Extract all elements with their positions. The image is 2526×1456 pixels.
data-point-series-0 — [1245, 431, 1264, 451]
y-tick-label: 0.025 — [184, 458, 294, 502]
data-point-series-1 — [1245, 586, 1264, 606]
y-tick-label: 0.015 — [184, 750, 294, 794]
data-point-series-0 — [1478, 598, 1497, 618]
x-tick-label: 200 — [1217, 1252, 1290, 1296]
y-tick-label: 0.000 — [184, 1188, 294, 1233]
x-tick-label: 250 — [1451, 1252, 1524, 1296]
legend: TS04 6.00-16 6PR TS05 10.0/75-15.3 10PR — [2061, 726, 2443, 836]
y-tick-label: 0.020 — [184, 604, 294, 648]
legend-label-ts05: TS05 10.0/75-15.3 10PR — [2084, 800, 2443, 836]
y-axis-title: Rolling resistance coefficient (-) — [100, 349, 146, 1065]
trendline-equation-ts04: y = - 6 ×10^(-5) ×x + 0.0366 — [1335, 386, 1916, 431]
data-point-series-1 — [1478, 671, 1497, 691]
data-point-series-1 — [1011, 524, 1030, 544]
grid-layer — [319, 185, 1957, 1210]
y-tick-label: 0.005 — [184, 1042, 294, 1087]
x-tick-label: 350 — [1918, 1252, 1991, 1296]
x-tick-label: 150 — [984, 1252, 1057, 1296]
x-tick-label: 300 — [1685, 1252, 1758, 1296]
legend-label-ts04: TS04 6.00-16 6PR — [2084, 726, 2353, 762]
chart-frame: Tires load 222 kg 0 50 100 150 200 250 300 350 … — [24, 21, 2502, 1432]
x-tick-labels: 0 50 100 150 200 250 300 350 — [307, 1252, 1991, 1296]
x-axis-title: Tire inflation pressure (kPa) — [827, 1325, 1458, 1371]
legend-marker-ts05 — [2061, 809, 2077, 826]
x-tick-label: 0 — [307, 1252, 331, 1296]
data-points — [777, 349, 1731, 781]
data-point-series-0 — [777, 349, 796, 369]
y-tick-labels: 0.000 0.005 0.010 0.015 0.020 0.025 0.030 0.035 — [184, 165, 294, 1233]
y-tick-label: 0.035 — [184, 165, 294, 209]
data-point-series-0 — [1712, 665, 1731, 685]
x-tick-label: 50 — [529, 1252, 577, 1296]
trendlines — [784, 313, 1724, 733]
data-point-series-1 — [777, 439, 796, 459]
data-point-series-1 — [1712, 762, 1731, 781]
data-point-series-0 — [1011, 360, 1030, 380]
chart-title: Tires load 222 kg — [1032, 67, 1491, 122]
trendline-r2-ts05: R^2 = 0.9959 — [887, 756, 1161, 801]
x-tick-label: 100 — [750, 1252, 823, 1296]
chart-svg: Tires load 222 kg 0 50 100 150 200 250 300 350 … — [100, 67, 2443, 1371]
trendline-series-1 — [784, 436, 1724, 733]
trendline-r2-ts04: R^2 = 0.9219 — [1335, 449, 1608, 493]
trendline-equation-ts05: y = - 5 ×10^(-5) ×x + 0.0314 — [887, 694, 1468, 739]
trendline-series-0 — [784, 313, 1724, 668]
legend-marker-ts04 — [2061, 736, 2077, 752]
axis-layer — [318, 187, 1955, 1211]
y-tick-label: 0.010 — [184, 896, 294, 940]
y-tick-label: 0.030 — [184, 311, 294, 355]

== == ==

* _EXERCISE BRIEF_
Retype the material word for word, from its first line through the line that contains "data-point-series-1 — [777, 439, 796, 459]".

* _FINISHED EXERCISE_
Extract all elements with their positions. The image is 2526×1456 pixels.
data-point-series-0 — [1245, 431, 1264, 451]
y-tick-label: 0.025 — [184, 458, 294, 502]
data-point-series-1 — [1245, 586, 1264, 606]
y-tick-label: 0.015 — [184, 750, 294, 794]
data-point-series-0 — [1478, 598, 1497, 618]
x-tick-label: 200 — [1217, 1252, 1290, 1296]
y-tick-label: 0.000 — [184, 1188, 294, 1233]
x-tick-label: 250 — [1451, 1252, 1524, 1296]
legend: TS04 6.00-16 6PR TS05 10.0/75-15.3 10PR — [2061, 726, 2443, 836]
y-tick-label: 0.020 — [184, 604, 294, 648]
legend-label-ts05: TS05 10.0/75-15.3 10PR — [2084, 800, 2443, 836]
y-axis-title: Rolling resistance coefficient (-) — [100, 349, 146, 1065]
trendline-equation-ts04: y = - 6 ×10^(-5) ×x + 0.0366 — [1335, 386, 1916, 431]
data-point-series-1 — [1478, 671, 1497, 691]
data-point-series-1 — [1011, 524, 1030, 544]
grid-layer — [319, 185, 1957, 1210]
y-tick-label: 0.005 — [184, 1042, 294, 1087]
x-tick-label: 350 — [1918, 1252, 1991, 1296]
x-tick-label: 150 — [984, 1252, 1057, 1296]
x-tick-label: 300 — [1685, 1252, 1758, 1296]
legend-label-ts04: TS04 6.00-16 6PR — [2084, 726, 2353, 762]
chart-frame: Tires load 222 kg 0 50 100 150 200 250 300 350 … — [24, 21, 2502, 1432]
x-tick-labels: 0 50 100 150 200 250 300 350 — [307, 1252, 1991, 1296]
x-axis-title: Tire inflation pressure (kPa) — [827, 1325, 1458, 1371]
legend-marker-ts05 — [2061, 809, 2077, 826]
x-tick-label: 0 — [307, 1252, 331, 1296]
data-points — [777, 349, 1731, 781]
data-point-series-0 — [777, 349, 796, 369]
y-tick-labels: 0.000 0.005 0.010 0.015 0.020 0.025 0.030 0.035 — [184, 165, 294, 1233]
y-tick-label: 0.035 — [184, 165, 294, 209]
data-point-series-0 — [1712, 665, 1731, 685]
x-tick-label: 50 — [529, 1252, 577, 1296]
trendlines — [784, 313, 1724, 733]
data-point-series-1 — [777, 439, 796, 459]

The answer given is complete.